• [WHAT IS EXPECTED]
Restate exactly, and only, the lines from the one with "OCR this image." through the end of the data, with both of those end lines kept. Drop any pictures.

• [THE RECORDS]
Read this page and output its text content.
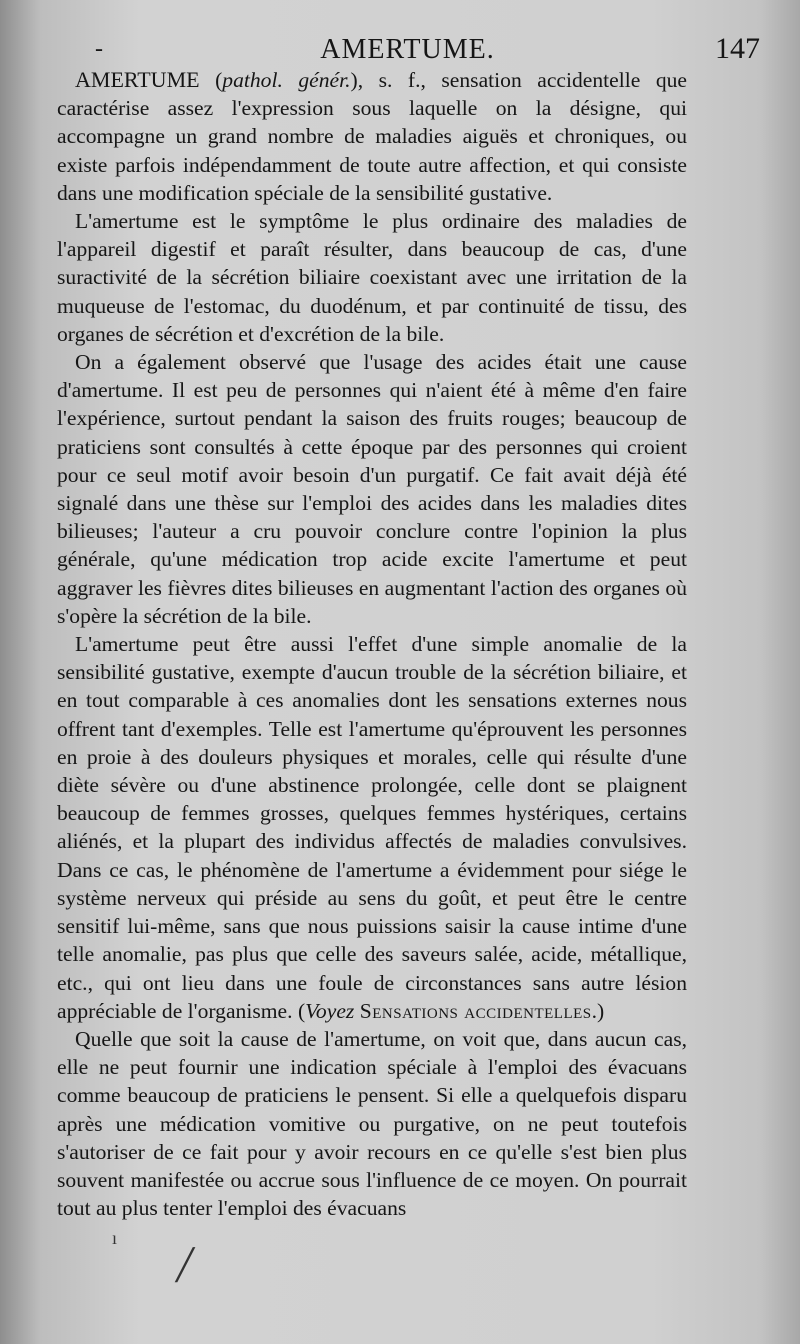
-	AMERTUME.	147

AMERTUME (pathol. génér.), s. f., sensation accidentelle que caractérise assez l'expression sous laquelle on la désigne, qui accompagne un grand nombre de maladies aiguës et chroniques, ou existe parfois indépendamment de toute autre affection, et qui consiste dans une modification spéciale de la sensibilité gustative.

L'amertume est le symptôme le plus ordinaire des maladies de l'appareil digestif et paraît résulter, dans beaucoup de cas, d'une suractivité de la sécrétion biliaire coexistant avec une irritation de la muqueuse de l'estomac, du duodénum, et par continuité de tissu, des organes de sécrétion et d'excrétion de la bile.

On a également observé que l'usage des acides était une cause d'amertume. Il est peu de personnes qui n'aient été à même d'en faire l'expérience, surtout pendant la saison des fruits rouges; beaucoup de praticiens sont consultés à cette époque par des personnes qui croient pour ce seul motif avoir besoin d'un purgatif. Ce fait avait déjà été signalé dans une thèse sur l'emploi des acides dans les maladies dites bilieuses; l'auteur a cru pouvoir conclure contre l'opinion la plus générale, qu'une médication trop acide excite l'amertume et peut aggraver les fièvres dites bilieuses en augmentant l'action des organes où s'opère la sécrétion de la bile.

L'amertume peut être aussi l'effet d'une simple anomalie de la sensibilité gustative, exempte d'aucun trouble de la sécrétion biliaire, et en tout comparable à ces anomalies dont les sensations externes nous offrent tant d'exemples. Telle est l'amertume qu'éprouvent les personnes en proie à des douleurs physiques et morales, celle qui résulte d'une diète sévère ou d'une abstinence prolongée, celle dont se plaignent beaucoup de femmes grosses, quelques femmes hystériques, certains aliénés, et la plupart des individus affectés de maladies convulsives. Dans ce cas, le phénomène de l'amertume a évidemment pour siége le système nerveux qui préside au sens du goût, et peut être le centre sensitif lui-même, sans que nous puissions saisir la cause intime d'une telle anomalie, pas plus que celle des saveurs salée, acide, métallique, etc., qui ont lieu dans une foule de circonstances sans autre lésion appréciable de l'organisme. (Voyez Sensations accidentelles.)

Quelle que soit la cause de l'amertume, on voit que, dans aucun cas, elle ne peut fournir une indication spéciale à l'emploi des évacuans comme beaucoup de praticiens le pensent. Si elle a quelquefois disparu après une médication vomitive ou purgative, on ne peut toutefois s'autoriser de ce fait pour y avoir recours en ce qu'elle s'est bien plus souvent manifestée ou accrue sous l'influence de ce moyen. On pourrait tout au plus tenter l'emploi des évacuans

ı
╱
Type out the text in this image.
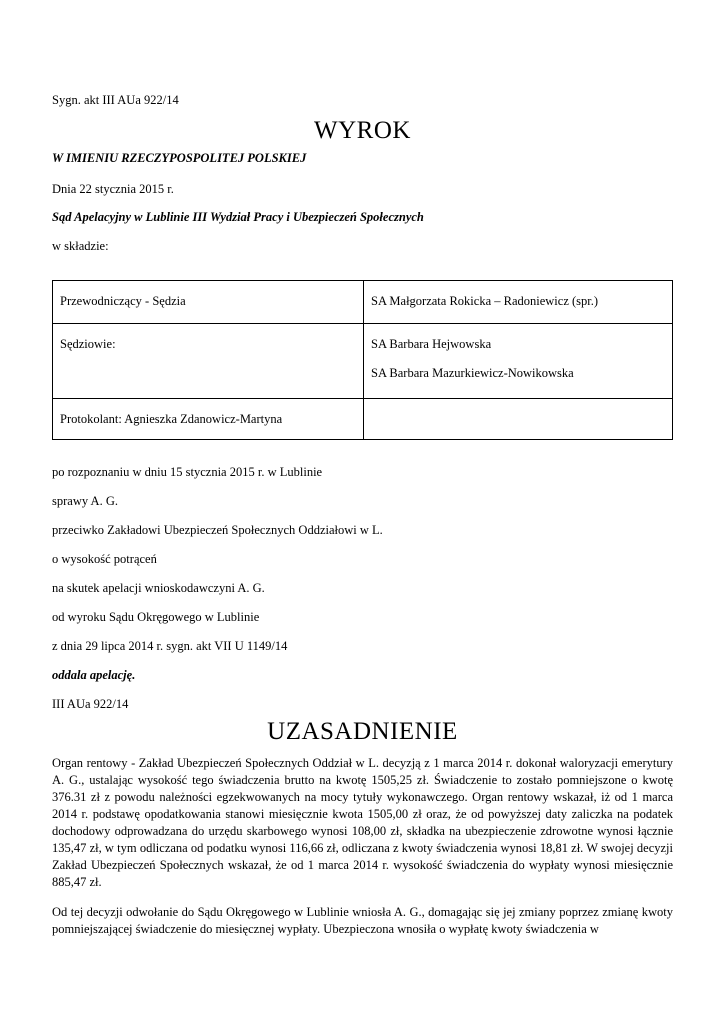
Sygn. akt III AUa 922/14
WYROK
W IMIENIU RZECZYPOSPOLITEJ POLSKIEJ
Dnia 22 stycznia 2015 r.
Sąd Apelacyjny w Lublinie III Wydział Pracy i Ubezpieczeń Społecznych
w składzie:
Przewodniczący - Sędzia	SA Małgorzata Rokicka – Radoniewicz (spr.)
Sędziowie:	SA Barbara Hejwowska
SA Barbara Mazurkiewicz-Nowikowska

Protokolant: Agnieszka Zdanowicz-Martyna	
po rozpoznaniu w dniu 15 stycznia 2015 r. w Lublinie
sprawy A. G.
przeciwko Zakładowi Ubezpieczeń Społecznych Oddziałowi w L.
o wysokość potrąceń
na skutek apelacji wnioskodawczyni A. G.
od wyroku Sądu Okręgowego w Lublinie
z dnia 29 lipca 2014 r. sygn. akt VII U 1149/14
oddala apelację.
III AUa 922/14
UZASADNIENIE
Organ rentowy - Zakład Ubezpieczeń Społecznych Oddział w L. decyzją z 1 marca 2014 r. dokonał waloryzacji emerytury A. G., ustalając wysokość tego świadczenia brutto na kwotę 1505,25 zł. Świadczenie to zostało pomniejszone o kwotę 376.31 zł z powodu należności egzekwowanych na mocy tytuły wykonawczego. Organ rentowy wskazał, iż od 1 marca 2014 r. podstawę opodatkowania stanowi miesięcznie kwota 1505,00 zł oraz, że od powyższej daty zaliczka na podatek dochodowy odprowadzana do urzędu skarbowego wynosi 108,00 zł, składka na ubezpieczenie zdrowotne wynosi łącznie 135,47 zł, w tym odliczana od podatku wynosi 116,66 zł, odliczana z kwoty świadczenia wynosi 18,81 zł. W swojej decyzji Zakład Ubezpieczeń Społecznych wskazał, że od 1 marca 2014 r. wysokość świadczenia do wypłaty wynosi miesięcznie 885,47 zł.
Od tej decyzji odwołanie do Sądu Okręgowego w Lublinie wniosła A. G., domagając się jej zmiany poprzez zmianę kwoty pomniejszającej świadczenie do miesięcznej wypłaty. Ubezpieczona wnosiła o wypłatę kwoty świadczenia w
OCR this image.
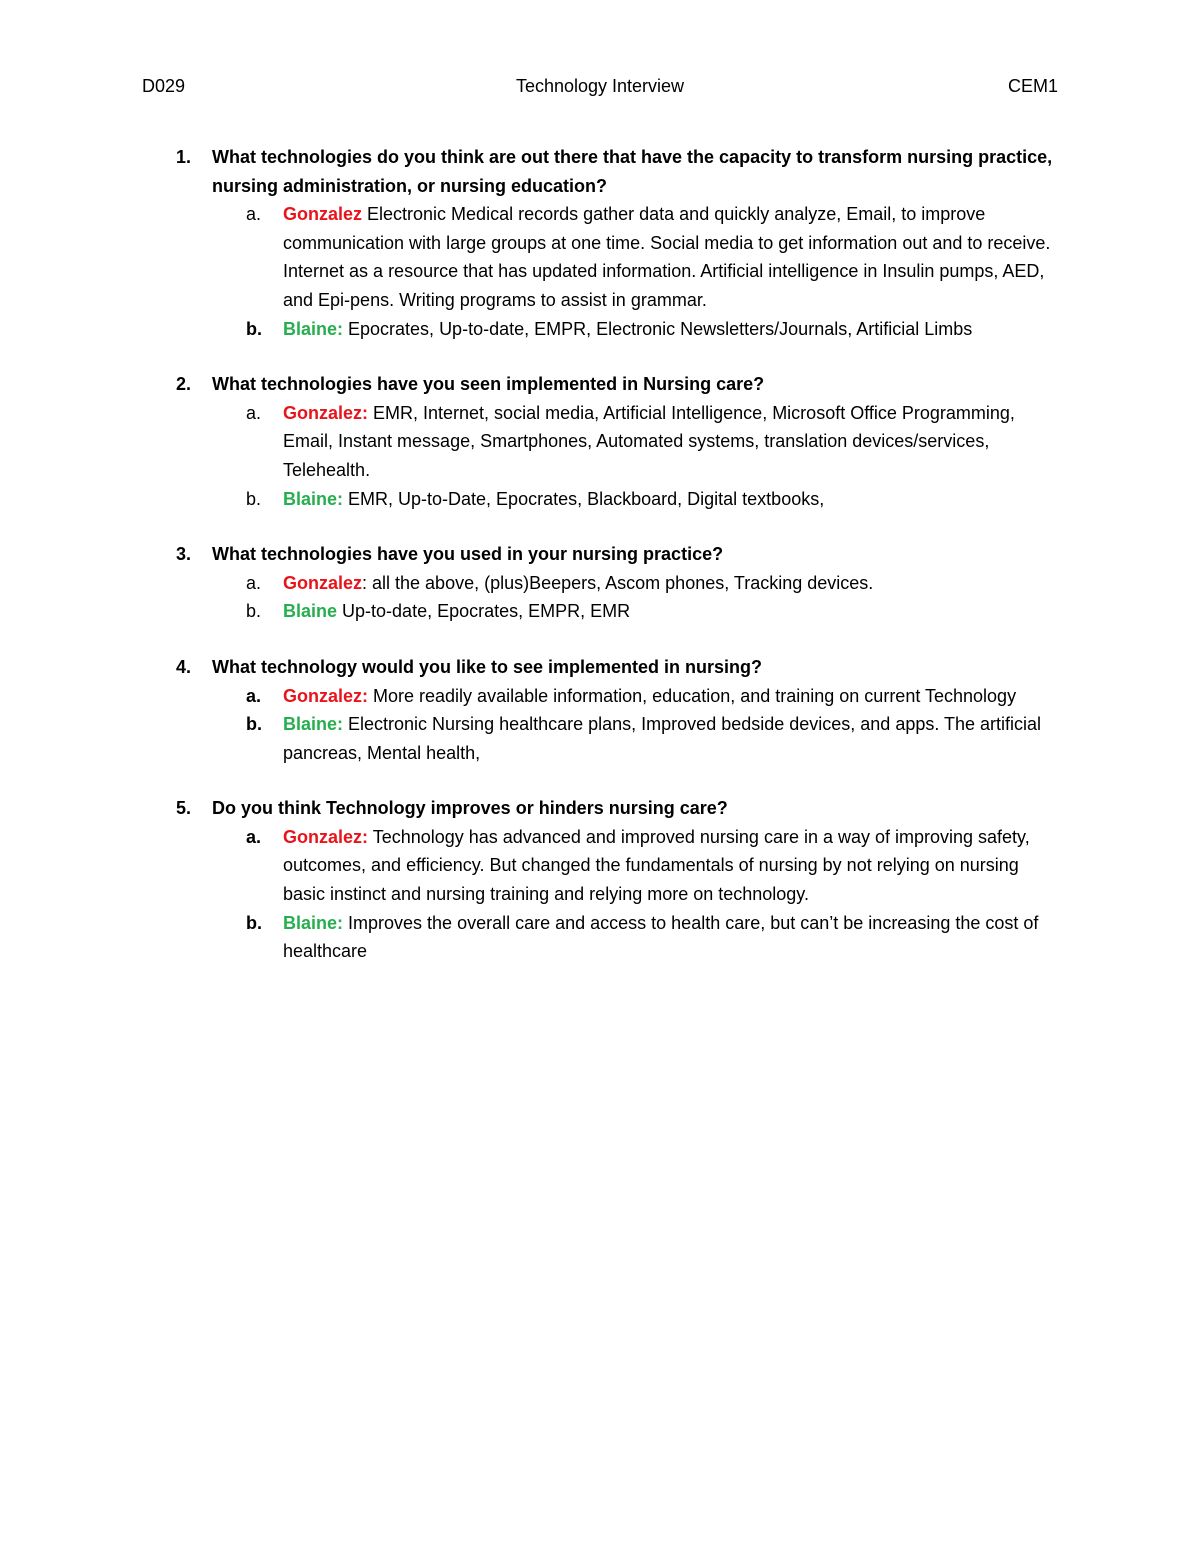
D029	Technology Interview	CEM1
1. What technologies do you think are out there that have the capacity to transform nursing practice, nursing administration, or nursing education?
a. Gonzalez Electronic Medical records gather data and quickly analyze, Email, to improve communication with large groups at one time. Social media to get information out and to receive. Internet as a resource that has updated information. Artificial intelligence in Insulin pumps, AED, and Epi-pens. Writing programs to assist in grammar.
b. Blaine: Epocrates, Up-to-date, EMPR, Electronic Newsletters/Journals, Artificial Limbs
2. What technologies have you seen implemented in Nursing care?
a. Gonzalez: EMR, Internet, social media, Artificial Intelligence, Microsoft Office Programming, Email, Instant message, Smartphones, Automated systems, translation devices/services, Telehealth.
b. Blaine: EMR, Up-to-Date, Epocrates, Blackboard, Digital textbooks,
3. What technologies have you used in your nursing practice?
a. Gonzalez: all the above, (plus)Beepers, Ascom phones, Tracking devices.
b. Blaine Up-to-date, Epocrates, EMPR, EMR
4. What technology would you like to see implemented in nursing?
a. Gonzalez: More readily available information, education, and training on current Technology
b. Blaine: Electronic Nursing healthcare plans, Improved bedside devices, and apps. The artificial pancreas, Mental health,
5. Do you think Technology improves or hinders nursing care?
a. Gonzalez: Technology has advanced and improved nursing care in a way of improving safety, outcomes, and efficiency. But changed the fundamentals of nursing by not relying on nursing basic instinct and nursing training and relying more on technology.
b. Blaine: Improves the overall care and access to health care, but can’t be increasing the cost of healthcare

• [WRITTEN RESPONSE]
OCR this image.
D029	Technology Interview	CEM1
1. What technologies do you think are out there that have the capacity to transform nursing practice, nursing administration, or nursing education?
a. Gonzalez Electronic Medical records gather data and quickly analyze, Email, to improve communication with large groups at one time. Social media to get information out and to receive. Internet as a resource that has updated information. Artificial intelligence in Insulin pumps, AED, and Epi-pens. Writing programs to assist in grammar.
b. Blaine: Epocrates, Up-to-date, EMPR, Electronic Newsletters/Journals, Artificial Limbs
2. What technologies have you seen implemented in Nursing care?
a. Gonzalez: EMR, Internet, social media, Artificial Intelligence, Microsoft Office Programming, Email, Instant message, Smartphones, Automated systems, translation devices/services, Telehealth.
b. Blaine: EMR, Up-to-Date, Epocrates, Blackboard, Digital textbooks,
3. What technologies have you used in your nursing practice?
a. Gonzalez: all the above, (plus)Beepers, Ascom phones, Tracking devices.
b. Blaine Up-to-date, Epocrates, EMPR, EMR
4. What technology would you like to see implemented in nursing?
a. Gonzalez: More readily available information, education, and training on current Technology
b. Blaine: Electronic Nursing healthcare plans, Improved bedside devices, and apps. The artificial pancreas, Mental health,
5. Do you think Technology improves or hinders nursing care?
a. Gonzalez: Technology has advanced and improved nursing care in a way of improving safety, outcomes, and efficiency. But changed the fundamentals of nursing by not relying on nursing basic instinct and nursing training and relying more on technology.
b. Blaine: Improves the overall care and access to health care, but can’t be increasing the cost of healthcare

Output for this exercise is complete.